* _Objective_
Decide whether each statement below agrees with the text on Italy's digital grid, answering yes or no and quoting the deciding words of the text: (a) the observability and controllability project was launched in 2020; (b) measurements from distributed energy resources are sampled every ten seconds; (c) Italy's peak demand is around 140 GW.

* _Text to read_

---------------

From visibility to control: how Italy is building the Digital Grid of the future
As electricity systems become increasingly decentralized and electrified, distribution system operators (DSOs) face a growing challenge: managing a grid that is more dynamic, less predictable, and more difficult to control.
In Italy, this challenge has been addressed through a multi-year regulatory and industrial effort that is turning observability and controllability into operational capabilities at scale.
These topics are explored in a recent Energy Transitions Podcast podcast by Enlit, featuring Flavia Serri, Grid Solutions Engineer, and Gianluca Sapienza, Head of Grid Engineering Services at Gridspertise Group, who discuss how these concepts translate into operational reality, drawing on Italy's ongoing national program.
Defining observability and controllability in today's regulatory context
Italy's observability and controllability project, launched in 2020 and still evolving, offers a practical example of how European regulatory objectives can be translated into operational capabilities. The program is grounded in the European Commission's system operation guidelines and involves the Italian Transmission System Operator (TSO), Terna, all the Italian DSOs, the national regulatory authority (ARERA), and the national standards committee.
The observability component provides DSOs and the TSO with measurements from distributed energy resources, with a sampling frequency of four seconds.
This near real-time visibility represents a step change compared to traditional grid monitoring, enabling faster regulation in contingencies, voltage optimization, maintenance planning, and grid topology decisions.
The scale of this transformation is significant. In a system with roughly 140 GW of installed capacity, the program has made at least 10 GW of distributed generation newly visible—capacity that was previously unobserved. To put this into perspective, Italy’s peak demand is around 50 GW, meaning that a share equivalent to roughly one-fifth of peak load can now be actively monitored and managed, turning what was once marginal into a system-relevant resource.

---------------

* _Stored records_
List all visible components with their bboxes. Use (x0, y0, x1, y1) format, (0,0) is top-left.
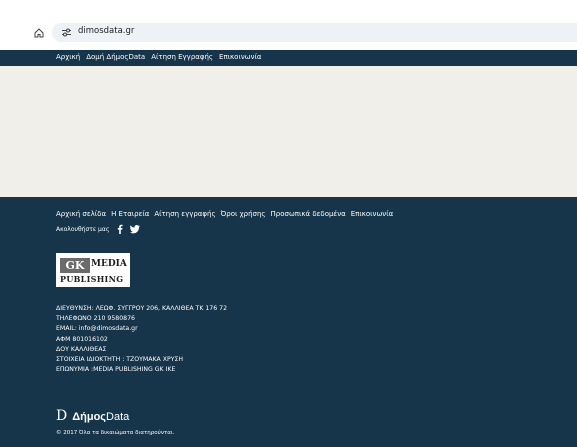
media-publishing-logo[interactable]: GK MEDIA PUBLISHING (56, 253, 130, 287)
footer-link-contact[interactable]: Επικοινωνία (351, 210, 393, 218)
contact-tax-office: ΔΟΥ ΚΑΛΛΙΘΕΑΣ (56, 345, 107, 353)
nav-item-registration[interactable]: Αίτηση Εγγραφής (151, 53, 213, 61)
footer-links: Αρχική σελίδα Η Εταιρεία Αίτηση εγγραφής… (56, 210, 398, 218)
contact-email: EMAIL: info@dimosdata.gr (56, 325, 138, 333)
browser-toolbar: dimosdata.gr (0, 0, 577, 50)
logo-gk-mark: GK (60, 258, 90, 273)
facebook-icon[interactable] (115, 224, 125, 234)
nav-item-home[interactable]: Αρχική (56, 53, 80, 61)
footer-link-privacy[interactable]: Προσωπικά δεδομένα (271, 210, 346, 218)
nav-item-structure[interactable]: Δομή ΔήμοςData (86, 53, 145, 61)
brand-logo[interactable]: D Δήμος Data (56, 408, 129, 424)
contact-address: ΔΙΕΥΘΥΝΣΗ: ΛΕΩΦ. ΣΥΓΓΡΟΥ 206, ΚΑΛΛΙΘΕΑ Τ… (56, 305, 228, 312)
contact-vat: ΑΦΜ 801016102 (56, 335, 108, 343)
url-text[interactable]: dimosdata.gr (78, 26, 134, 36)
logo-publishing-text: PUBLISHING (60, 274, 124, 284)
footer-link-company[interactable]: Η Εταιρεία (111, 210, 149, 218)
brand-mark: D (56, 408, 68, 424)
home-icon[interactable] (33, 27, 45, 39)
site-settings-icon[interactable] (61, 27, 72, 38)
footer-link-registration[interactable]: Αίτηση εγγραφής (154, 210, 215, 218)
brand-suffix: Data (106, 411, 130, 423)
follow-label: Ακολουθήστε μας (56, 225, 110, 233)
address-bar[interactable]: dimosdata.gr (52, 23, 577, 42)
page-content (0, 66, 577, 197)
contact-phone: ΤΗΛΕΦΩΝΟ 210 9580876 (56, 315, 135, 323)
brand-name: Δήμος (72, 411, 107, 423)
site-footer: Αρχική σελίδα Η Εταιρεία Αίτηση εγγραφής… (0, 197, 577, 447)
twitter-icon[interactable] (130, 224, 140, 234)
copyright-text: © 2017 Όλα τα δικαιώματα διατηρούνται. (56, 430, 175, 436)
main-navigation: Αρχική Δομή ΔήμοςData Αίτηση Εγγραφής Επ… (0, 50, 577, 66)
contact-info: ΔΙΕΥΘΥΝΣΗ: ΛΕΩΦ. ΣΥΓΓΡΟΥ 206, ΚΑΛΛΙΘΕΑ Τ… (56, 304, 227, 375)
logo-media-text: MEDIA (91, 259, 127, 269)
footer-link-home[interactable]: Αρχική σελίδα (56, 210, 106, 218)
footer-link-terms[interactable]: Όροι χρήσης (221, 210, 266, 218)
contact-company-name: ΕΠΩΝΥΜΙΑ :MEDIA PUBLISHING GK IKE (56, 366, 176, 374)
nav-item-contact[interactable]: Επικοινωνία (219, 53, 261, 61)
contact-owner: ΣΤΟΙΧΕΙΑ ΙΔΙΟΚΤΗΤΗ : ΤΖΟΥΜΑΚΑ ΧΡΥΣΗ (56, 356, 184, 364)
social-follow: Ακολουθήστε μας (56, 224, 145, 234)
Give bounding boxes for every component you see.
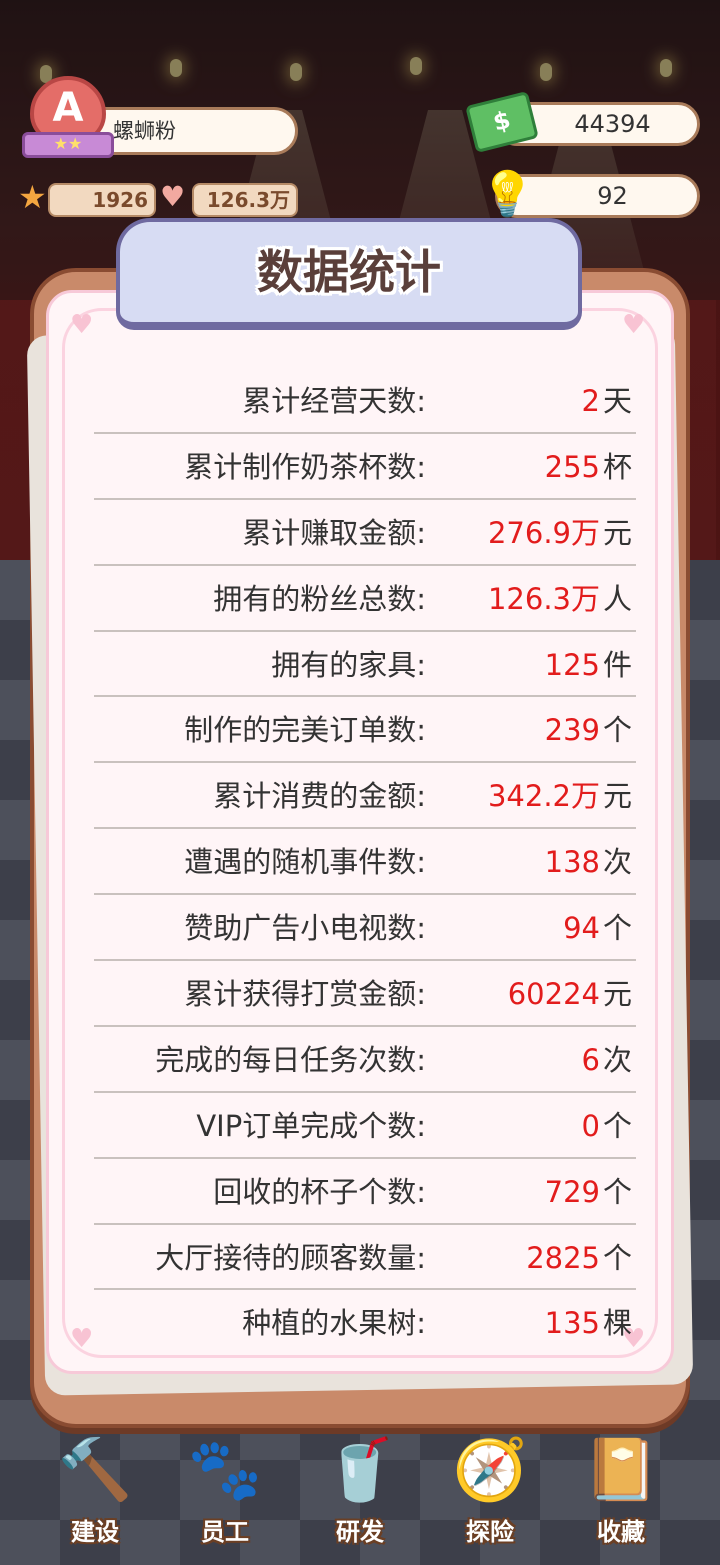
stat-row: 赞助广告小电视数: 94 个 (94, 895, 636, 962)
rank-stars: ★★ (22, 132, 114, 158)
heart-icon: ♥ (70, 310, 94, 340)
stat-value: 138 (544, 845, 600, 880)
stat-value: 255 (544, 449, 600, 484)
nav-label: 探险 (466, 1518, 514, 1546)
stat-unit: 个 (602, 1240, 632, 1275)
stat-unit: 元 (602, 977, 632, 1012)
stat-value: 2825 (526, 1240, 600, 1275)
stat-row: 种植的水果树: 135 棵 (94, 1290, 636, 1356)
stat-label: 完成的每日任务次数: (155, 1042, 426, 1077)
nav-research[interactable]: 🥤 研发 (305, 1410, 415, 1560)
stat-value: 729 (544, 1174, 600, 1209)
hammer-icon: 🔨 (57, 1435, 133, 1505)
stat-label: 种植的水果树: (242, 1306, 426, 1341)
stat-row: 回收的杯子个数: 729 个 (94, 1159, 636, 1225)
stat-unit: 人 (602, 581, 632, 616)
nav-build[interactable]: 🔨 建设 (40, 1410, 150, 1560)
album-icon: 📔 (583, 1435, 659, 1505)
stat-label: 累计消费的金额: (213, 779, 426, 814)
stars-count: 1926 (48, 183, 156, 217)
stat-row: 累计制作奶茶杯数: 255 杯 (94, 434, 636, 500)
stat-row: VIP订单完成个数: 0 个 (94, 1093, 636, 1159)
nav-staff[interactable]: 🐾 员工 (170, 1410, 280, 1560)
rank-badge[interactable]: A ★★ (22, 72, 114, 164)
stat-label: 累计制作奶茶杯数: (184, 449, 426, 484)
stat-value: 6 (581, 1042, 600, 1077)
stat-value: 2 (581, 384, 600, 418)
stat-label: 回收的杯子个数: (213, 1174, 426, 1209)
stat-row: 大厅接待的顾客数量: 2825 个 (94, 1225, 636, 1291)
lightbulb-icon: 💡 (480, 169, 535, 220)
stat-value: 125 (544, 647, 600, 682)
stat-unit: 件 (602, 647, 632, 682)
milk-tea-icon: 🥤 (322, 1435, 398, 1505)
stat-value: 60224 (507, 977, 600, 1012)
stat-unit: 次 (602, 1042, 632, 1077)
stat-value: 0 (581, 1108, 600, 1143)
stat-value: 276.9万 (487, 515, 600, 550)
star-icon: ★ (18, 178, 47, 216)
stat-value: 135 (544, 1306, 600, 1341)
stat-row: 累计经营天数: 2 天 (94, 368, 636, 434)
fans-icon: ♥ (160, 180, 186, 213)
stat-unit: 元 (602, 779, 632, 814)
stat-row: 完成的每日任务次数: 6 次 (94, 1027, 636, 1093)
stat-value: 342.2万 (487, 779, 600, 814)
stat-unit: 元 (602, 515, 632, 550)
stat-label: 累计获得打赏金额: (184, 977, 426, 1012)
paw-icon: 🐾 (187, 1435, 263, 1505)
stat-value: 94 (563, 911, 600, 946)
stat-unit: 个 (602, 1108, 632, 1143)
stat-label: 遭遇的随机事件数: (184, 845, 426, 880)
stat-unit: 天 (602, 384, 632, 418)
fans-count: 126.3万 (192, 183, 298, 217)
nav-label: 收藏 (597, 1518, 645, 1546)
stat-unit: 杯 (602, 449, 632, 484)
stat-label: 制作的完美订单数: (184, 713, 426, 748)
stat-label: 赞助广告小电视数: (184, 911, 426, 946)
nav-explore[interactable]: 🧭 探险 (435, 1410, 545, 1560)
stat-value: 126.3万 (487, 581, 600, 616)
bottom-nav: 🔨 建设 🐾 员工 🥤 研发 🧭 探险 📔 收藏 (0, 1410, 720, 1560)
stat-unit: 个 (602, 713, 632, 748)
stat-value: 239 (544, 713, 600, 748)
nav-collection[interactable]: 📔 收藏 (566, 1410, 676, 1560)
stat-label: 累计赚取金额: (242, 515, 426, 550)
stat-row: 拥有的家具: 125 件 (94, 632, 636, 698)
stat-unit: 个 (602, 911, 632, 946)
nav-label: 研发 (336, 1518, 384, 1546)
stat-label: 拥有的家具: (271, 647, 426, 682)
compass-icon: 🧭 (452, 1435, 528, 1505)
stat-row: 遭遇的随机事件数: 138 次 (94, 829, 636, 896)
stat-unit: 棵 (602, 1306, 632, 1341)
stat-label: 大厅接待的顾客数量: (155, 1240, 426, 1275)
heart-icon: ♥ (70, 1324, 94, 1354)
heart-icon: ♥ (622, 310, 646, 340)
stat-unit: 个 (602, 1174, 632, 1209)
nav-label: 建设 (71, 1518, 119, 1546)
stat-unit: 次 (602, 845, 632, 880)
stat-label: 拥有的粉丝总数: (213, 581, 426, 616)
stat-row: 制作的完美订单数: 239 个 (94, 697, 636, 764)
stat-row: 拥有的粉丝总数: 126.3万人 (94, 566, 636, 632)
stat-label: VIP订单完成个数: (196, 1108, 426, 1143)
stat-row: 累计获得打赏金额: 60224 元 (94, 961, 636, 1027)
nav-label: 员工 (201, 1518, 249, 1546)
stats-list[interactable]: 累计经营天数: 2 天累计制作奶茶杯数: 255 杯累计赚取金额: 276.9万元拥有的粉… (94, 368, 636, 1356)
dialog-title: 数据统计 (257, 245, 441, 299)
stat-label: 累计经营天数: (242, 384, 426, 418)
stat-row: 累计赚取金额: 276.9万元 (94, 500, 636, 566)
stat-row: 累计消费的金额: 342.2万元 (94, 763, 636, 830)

---------------

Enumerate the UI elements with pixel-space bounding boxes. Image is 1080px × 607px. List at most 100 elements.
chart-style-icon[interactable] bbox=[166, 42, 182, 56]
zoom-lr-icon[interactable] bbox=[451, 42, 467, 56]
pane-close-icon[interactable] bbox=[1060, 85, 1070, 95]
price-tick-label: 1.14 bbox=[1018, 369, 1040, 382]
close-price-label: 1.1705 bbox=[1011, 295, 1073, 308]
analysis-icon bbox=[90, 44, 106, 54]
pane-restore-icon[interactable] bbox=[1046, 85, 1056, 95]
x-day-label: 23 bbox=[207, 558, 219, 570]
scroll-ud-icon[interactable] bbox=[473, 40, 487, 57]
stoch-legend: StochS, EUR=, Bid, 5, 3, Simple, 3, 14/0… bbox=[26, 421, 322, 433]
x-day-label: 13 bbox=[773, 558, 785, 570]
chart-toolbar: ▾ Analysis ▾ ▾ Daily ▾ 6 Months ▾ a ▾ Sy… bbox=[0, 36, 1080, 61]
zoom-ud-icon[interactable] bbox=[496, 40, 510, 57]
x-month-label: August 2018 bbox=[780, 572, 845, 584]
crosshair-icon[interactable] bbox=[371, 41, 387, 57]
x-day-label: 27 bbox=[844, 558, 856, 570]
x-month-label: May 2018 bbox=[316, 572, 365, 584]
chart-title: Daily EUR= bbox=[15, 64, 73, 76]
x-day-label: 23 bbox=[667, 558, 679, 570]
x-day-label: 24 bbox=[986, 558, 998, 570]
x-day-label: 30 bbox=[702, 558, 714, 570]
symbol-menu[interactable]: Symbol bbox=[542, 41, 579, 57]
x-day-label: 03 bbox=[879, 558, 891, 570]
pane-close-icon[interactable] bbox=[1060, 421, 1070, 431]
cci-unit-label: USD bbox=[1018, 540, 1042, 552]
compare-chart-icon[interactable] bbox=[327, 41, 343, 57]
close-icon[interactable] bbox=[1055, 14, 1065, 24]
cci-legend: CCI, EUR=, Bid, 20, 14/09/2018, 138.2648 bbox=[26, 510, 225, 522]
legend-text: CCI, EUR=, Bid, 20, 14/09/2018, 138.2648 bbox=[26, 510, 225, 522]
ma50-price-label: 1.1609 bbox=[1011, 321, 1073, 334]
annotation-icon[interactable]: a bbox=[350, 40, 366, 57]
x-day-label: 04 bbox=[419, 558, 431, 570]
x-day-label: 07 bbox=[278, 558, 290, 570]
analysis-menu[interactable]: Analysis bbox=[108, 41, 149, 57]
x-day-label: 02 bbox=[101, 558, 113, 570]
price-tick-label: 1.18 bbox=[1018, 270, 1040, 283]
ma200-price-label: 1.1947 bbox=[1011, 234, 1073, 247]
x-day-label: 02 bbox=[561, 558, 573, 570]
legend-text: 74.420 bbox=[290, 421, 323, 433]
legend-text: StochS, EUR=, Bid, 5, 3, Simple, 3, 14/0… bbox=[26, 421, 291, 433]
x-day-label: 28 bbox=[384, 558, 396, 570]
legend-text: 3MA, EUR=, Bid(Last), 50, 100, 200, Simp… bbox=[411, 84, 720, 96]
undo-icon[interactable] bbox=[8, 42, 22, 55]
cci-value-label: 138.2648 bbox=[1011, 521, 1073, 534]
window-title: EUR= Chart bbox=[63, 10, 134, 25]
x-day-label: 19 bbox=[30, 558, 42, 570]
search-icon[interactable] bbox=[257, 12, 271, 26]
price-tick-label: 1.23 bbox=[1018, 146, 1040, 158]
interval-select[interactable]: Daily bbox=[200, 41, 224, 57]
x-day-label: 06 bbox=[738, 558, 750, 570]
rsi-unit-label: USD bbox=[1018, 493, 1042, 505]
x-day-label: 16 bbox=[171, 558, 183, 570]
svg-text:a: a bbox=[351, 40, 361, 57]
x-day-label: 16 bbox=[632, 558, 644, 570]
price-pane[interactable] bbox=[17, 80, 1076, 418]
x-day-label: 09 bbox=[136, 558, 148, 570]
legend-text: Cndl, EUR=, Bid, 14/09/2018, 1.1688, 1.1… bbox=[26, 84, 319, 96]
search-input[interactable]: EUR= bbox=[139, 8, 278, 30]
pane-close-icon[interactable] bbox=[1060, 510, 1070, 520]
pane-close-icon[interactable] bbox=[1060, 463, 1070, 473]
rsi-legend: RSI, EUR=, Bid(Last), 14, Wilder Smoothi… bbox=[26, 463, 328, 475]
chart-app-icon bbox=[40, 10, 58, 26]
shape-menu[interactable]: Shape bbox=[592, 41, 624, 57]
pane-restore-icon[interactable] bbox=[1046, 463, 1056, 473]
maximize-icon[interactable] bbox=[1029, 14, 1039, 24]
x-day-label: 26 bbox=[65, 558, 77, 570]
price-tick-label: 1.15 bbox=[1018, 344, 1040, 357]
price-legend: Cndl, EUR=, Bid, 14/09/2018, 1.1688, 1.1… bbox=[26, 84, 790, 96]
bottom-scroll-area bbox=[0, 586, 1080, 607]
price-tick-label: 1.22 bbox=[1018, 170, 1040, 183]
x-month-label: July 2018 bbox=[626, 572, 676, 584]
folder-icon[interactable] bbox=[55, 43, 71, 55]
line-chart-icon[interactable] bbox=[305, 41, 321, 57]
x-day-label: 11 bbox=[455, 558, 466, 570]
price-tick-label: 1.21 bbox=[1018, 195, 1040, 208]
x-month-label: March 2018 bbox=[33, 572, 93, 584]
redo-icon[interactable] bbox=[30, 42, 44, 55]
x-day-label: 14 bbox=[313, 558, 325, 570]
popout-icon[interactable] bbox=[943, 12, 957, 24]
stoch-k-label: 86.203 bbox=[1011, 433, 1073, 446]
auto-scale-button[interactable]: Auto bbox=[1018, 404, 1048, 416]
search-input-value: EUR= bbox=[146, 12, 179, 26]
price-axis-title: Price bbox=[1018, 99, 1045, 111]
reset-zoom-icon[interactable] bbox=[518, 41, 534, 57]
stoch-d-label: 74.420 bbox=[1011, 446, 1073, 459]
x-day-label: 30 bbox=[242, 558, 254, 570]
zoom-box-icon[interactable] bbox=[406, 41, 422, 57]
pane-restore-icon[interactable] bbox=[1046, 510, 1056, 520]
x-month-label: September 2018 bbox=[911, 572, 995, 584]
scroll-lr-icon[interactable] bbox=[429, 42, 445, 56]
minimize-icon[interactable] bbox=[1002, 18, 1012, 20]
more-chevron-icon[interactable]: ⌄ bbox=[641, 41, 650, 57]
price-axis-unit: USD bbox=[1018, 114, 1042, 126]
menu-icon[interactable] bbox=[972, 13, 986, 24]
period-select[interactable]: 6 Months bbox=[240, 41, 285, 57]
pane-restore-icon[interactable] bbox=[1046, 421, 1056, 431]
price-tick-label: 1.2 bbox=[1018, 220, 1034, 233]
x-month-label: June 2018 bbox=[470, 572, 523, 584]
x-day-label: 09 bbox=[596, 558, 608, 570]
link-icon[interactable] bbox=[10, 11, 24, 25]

---------------

* _Exercise solution_
(a) Yes: "launched in 2020 and still evolving."
(b) No: "with a sampling frequency of four seconds."
(c) No: "peak demand is around 50 GW."